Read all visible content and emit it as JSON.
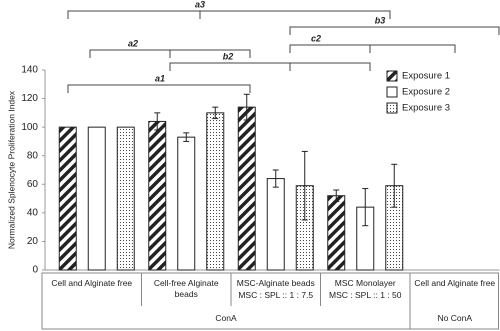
{
  "chart_data": {
    "type": "bar",
    "y_label": "Normalized Splenocyte  Proliferation Index",
    "categories": [
      "Cell and Alginate free",
      "Cell-free Alginate beads",
      "MSC-Alginate beads",
      "MSC Monolayer",
      "Cell and Alginate free"
    ],
    "category_ratios": [
      null,
      null,
      "MSC : SPL :: 1 : 7.5",
      "MSC : SPL :: 1 : 50",
      null
    ],
    "groups": [
      "ConA",
      "No ConA"
    ],
    "series": [
      {
        "name": "Exposure 1",
        "color": "#222222",
        "pattern": "hatch",
        "values": [
          100,
          104,
          114,
          52,
          null
        ],
        "errors": [
          0,
          6,
          9,
          4,
          null
        ]
      },
      {
        "name": "Exposure 2",
        "color": "#222222",
        "pattern": "none",
        "values": [
          100,
          93,
          64,
          44,
          null
        ],
        "errors": [
          0,
          3,
          6,
          13,
          null
        ]
      },
      {
        "name": "Exposure 3",
        "color": "#222222",
        "pattern": "dots",
        "values": [
          100,
          110,
          59,
          59,
          null
        ],
        "errors": [
          0,
          4,
          24,
          15,
          null
        ]
      }
    ],
    "annotations": [
      "a1",
      "a2",
      "a3",
      "b2",
      "b3",
      "c2"
    ],
    "ylim": [
      0,
      140
    ],
    "yticks": [
      0,
      20,
      40,
      60,
      80,
      100,
      120,
      140
    ],
    "grid": false,
    "legend": "upper right"
  }
}
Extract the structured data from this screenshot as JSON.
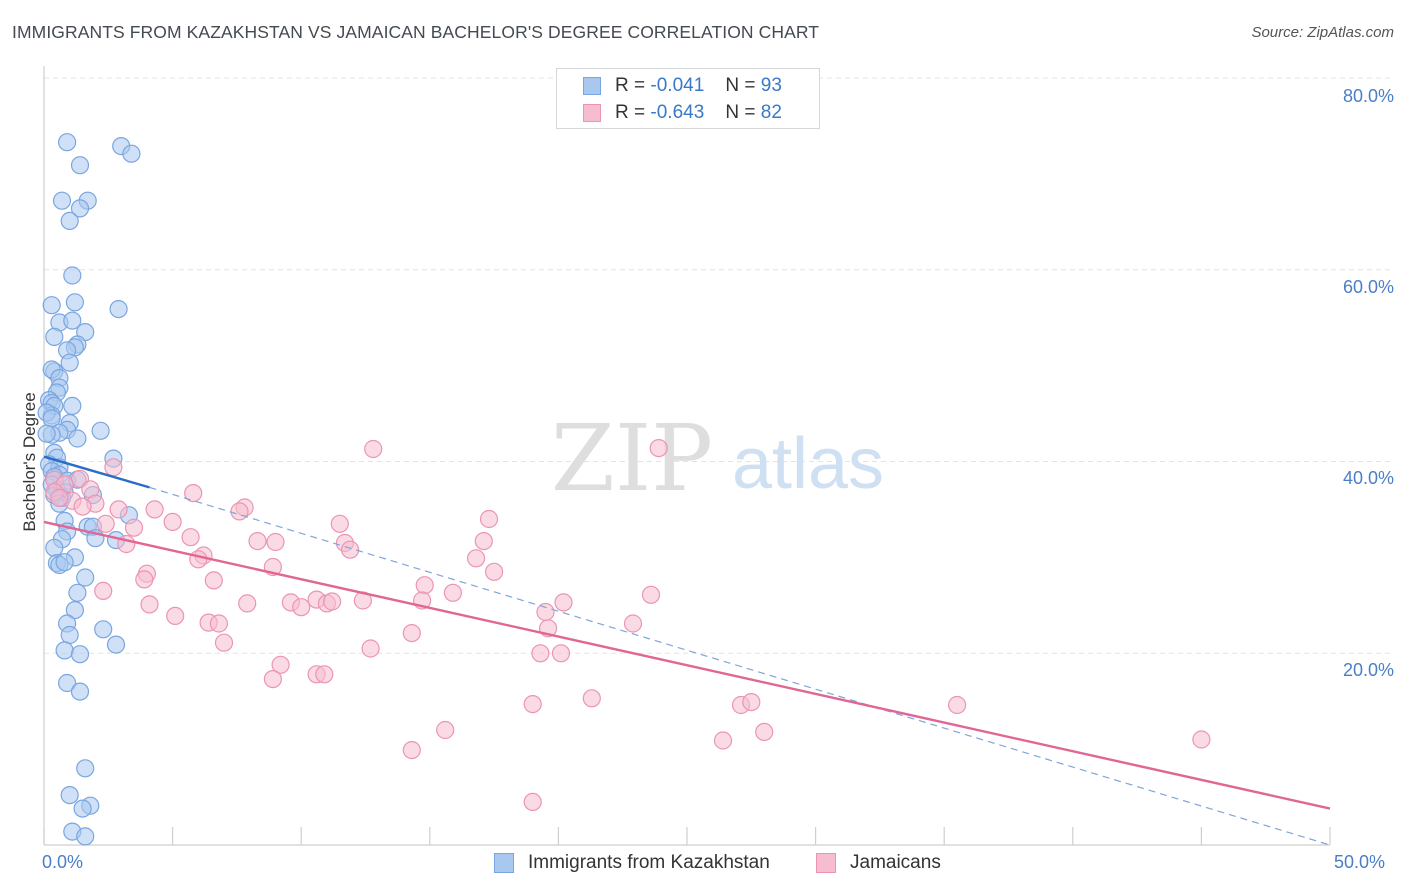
{
  "title": "IMMIGRANTS FROM KAZAKHSTAN VS JAMAICAN BACHELOR'S DEGREE CORRELATION CHART",
  "source": "Source: ZipAtlas.com",
  "watermark": {
    "zip": "ZIP",
    "atlas": "atlas"
  },
  "colors": {
    "blue_fill": "#a9c8f0",
    "blue_stroke": "#7aa6e0",
    "blue_line": "#2a6cc9",
    "pink_fill": "#f6bdd0",
    "pink_stroke": "#ec94b3",
    "pink_line": "#e06694",
    "grid": "#e3e3e3",
    "axis": "#cfcfcf",
    "tick_label": "#4a7ec9"
  },
  "legend": {
    "series1": {
      "r_label": "R =",
      "r_value": "-0.041",
      "n_label": "N =",
      "n_value": "93"
    },
    "series2": {
      "r_label": "R =",
      "r_value": "-0.643",
      "n_label": "N =",
      "n_value": "82"
    }
  },
  "bottom_legend": [
    "Immigrants from Kazakhstan",
    "Jamaicans"
  ],
  "chart_data": {
    "type": "scatter",
    "title": "IMMIGRANTS FROM KAZAKHSTAN VS JAMAICAN BACHELOR'S DEGREE CORRELATION CHART",
    "xlabel": "",
    "ylabel": "Bachelor's Degree",
    "xlim": [
      0,
      50
    ],
    "ylim": [
      0,
      80
    ],
    "x_tick_labels": [
      "0.0%",
      "50.0%"
    ],
    "y_ticks": [
      20,
      40,
      60,
      80
    ],
    "y_tick_labels": [
      "20.0%",
      "40.0%",
      "60.0%",
      "80.0%"
    ],
    "grid": true,
    "legend_position": "top-center",
    "series": [
      {
        "name": "Immigrants from Kazakhstan",
        "r": -0.041,
        "n": 93,
        "trend_solid": [
          [
            0.0,
            40.5
          ],
          [
            4.1,
            37.3
          ]
        ],
        "trend_dashed": [
          [
            4.1,
            37.3
          ],
          [
            50.0,
            0.0
          ]
        ],
        "points": [
          [
            0.9,
            73.3
          ],
          [
            1.4,
            70.9
          ],
          [
            3.0,
            72.9
          ],
          [
            3.4,
            72.1
          ],
          [
            0.7,
            67.2
          ],
          [
            1.7,
            67.2
          ],
          [
            1.4,
            66.4
          ],
          [
            1.0,
            65.1
          ],
          [
            1.1,
            59.4
          ],
          [
            0.3,
            56.3
          ],
          [
            1.2,
            56.6
          ],
          [
            2.9,
            55.9
          ],
          [
            0.6,
            54.5
          ],
          [
            1.1,
            54.7
          ],
          [
            1.6,
            53.5
          ],
          [
            0.4,
            53.0
          ],
          [
            1.3,
            52.2
          ],
          [
            1.2,
            51.9
          ],
          [
            0.9,
            51.6
          ],
          [
            1.0,
            50.3
          ],
          [
            0.4,
            49.4
          ],
          [
            0.3,
            49.6
          ],
          [
            0.6,
            48.7
          ],
          [
            0.6,
            47.7
          ],
          [
            0.5,
            47.2
          ],
          [
            0.2,
            46.4
          ],
          [
            0.3,
            46.1
          ],
          [
            1.1,
            45.8
          ],
          [
            0.4,
            45.8
          ],
          [
            0.3,
            44.8
          ],
          [
            0.1,
            45.1
          ],
          [
            0.3,
            44.5
          ],
          [
            1.0,
            44.0
          ],
          [
            0.9,
            43.3
          ],
          [
            0.6,
            43.0
          ],
          [
            0.3,
            42.8
          ],
          [
            0.1,
            42.9
          ],
          [
            2.2,
            43.2
          ],
          [
            1.3,
            42.4
          ],
          [
            0.4,
            40.9
          ],
          [
            0.5,
            40.4
          ],
          [
            0.2,
            39.7
          ],
          [
            0.6,
            39.4
          ],
          [
            0.3,
            39.0
          ],
          [
            0.6,
            38.6
          ],
          [
            0.4,
            38.4
          ],
          [
            0.9,
            38.0
          ],
          [
            1.3,
            38.1
          ],
          [
            2.7,
            40.3
          ],
          [
            0.3,
            37.6
          ],
          [
            0.5,
            37.0
          ],
          [
            0.8,
            36.8
          ],
          [
            0.4,
            36.5
          ],
          [
            0.7,
            36.2
          ],
          [
            1.9,
            36.5
          ],
          [
            3.3,
            34.4
          ],
          [
            0.6,
            35.6
          ],
          [
            0.8,
            33.8
          ],
          [
            0.9,
            32.7
          ],
          [
            1.7,
            33.2
          ],
          [
            1.9,
            33.2
          ],
          [
            2.0,
            32.0
          ],
          [
            2.8,
            31.8
          ],
          [
            0.7,
            31.9
          ],
          [
            0.4,
            31.0
          ],
          [
            1.2,
            30.0
          ],
          [
            0.5,
            29.4
          ],
          [
            0.6,
            29.2
          ],
          [
            0.8,
            29.5
          ],
          [
            1.6,
            27.9
          ],
          [
            1.3,
            26.3
          ],
          [
            1.2,
            24.5
          ],
          [
            0.9,
            23.1
          ],
          [
            2.3,
            22.5
          ],
          [
            1.0,
            21.9
          ],
          [
            2.8,
            20.9
          ],
          [
            0.8,
            20.3
          ],
          [
            1.4,
            19.9
          ],
          [
            0.9,
            16.9
          ],
          [
            1.4,
            16.0
          ],
          [
            1.6,
            8.0
          ],
          [
            1.0,
            5.2
          ],
          [
            1.8,
            4.1
          ],
          [
            1.5,
            3.8
          ],
          [
            1.1,
            1.4
          ],
          [
            1.6,
            0.9
          ]
        ]
      },
      {
        "name": "Jamaicans",
        "r": -0.643,
        "n": 82,
        "trend": [
          [
            0.0,
            33.7
          ],
          [
            50.0,
            3.8
          ]
        ],
        "points": [
          [
            0.4,
            38.1
          ],
          [
            1.4,
            38.2
          ],
          [
            0.8,
            37.6
          ],
          [
            1.8,
            37.1
          ],
          [
            0.4,
            36.8
          ],
          [
            1.1,
            35.9
          ],
          [
            2.0,
            35.6
          ],
          [
            1.5,
            35.3
          ],
          [
            2.9,
            35.0
          ],
          [
            4.3,
            35.0
          ],
          [
            7.8,
            35.2
          ],
          [
            7.6,
            34.8
          ],
          [
            0.6,
            36.2
          ],
          [
            2.7,
            39.4
          ],
          [
            5.8,
            36.7
          ],
          [
            12.8,
            41.3
          ],
          [
            23.9,
            41.4
          ],
          [
            17.3,
            34.0
          ],
          [
            11.5,
            33.5
          ],
          [
            2.4,
            33.5
          ],
          [
            3.5,
            33.1
          ],
          [
            5.0,
            33.7
          ],
          [
            5.7,
            32.1
          ],
          [
            8.3,
            31.7
          ],
          [
            9.0,
            31.6
          ],
          [
            11.7,
            31.5
          ],
          [
            17.1,
            31.7
          ],
          [
            11.9,
            30.8
          ],
          [
            3.2,
            31.4
          ],
          [
            16.8,
            29.9
          ],
          [
            6.2,
            30.2
          ],
          [
            6.0,
            29.8
          ],
          [
            8.9,
            29.0
          ],
          [
            17.5,
            28.5
          ],
          [
            4.0,
            28.3
          ],
          [
            3.9,
            27.7
          ],
          [
            6.6,
            27.6
          ],
          [
            14.8,
            27.1
          ],
          [
            14.7,
            25.5
          ],
          [
            15.9,
            26.3
          ],
          [
            9.6,
            25.3
          ],
          [
            10.0,
            24.8
          ],
          [
            10.6,
            25.6
          ],
          [
            11.0,
            25.2
          ],
          [
            11.2,
            25.4
          ],
          [
            12.4,
            25.5
          ],
          [
            7.9,
            25.2
          ],
          [
            4.1,
            25.1
          ],
          [
            2.3,
            26.5
          ],
          [
            20.2,
            25.3
          ],
          [
            23.6,
            26.1
          ],
          [
            19.5,
            24.3
          ],
          [
            5.1,
            23.9
          ],
          [
            6.4,
            23.2
          ],
          [
            6.8,
            23.1
          ],
          [
            7.0,
            21.1
          ],
          [
            12.7,
            20.5
          ],
          [
            19.3,
            20.0
          ],
          [
            14.3,
            22.1
          ],
          [
            19.6,
            22.6
          ],
          [
            22.9,
            23.1
          ],
          [
            9.2,
            18.8
          ],
          [
            8.9,
            17.3
          ],
          [
            10.6,
            17.8
          ],
          [
            10.9,
            17.8
          ],
          [
            20.1,
            20.0
          ],
          [
            19.0,
            14.7
          ],
          [
            21.3,
            15.3
          ],
          [
            27.1,
            14.6
          ],
          [
            27.5,
            14.9
          ],
          [
            26.4,
            10.9
          ],
          [
            28.0,
            11.8
          ],
          [
            35.5,
            14.6
          ],
          [
            15.6,
            12.0
          ],
          [
            14.3,
            9.9
          ],
          [
            45.0,
            11.0
          ],
          [
            19.0,
            4.5
          ]
        ]
      }
    ]
  }
}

• [Written instruction] Go through the listing above line by line and say how many lines hold the word "Alginate". Reply with that number only.

• [Reply to the exercise] 4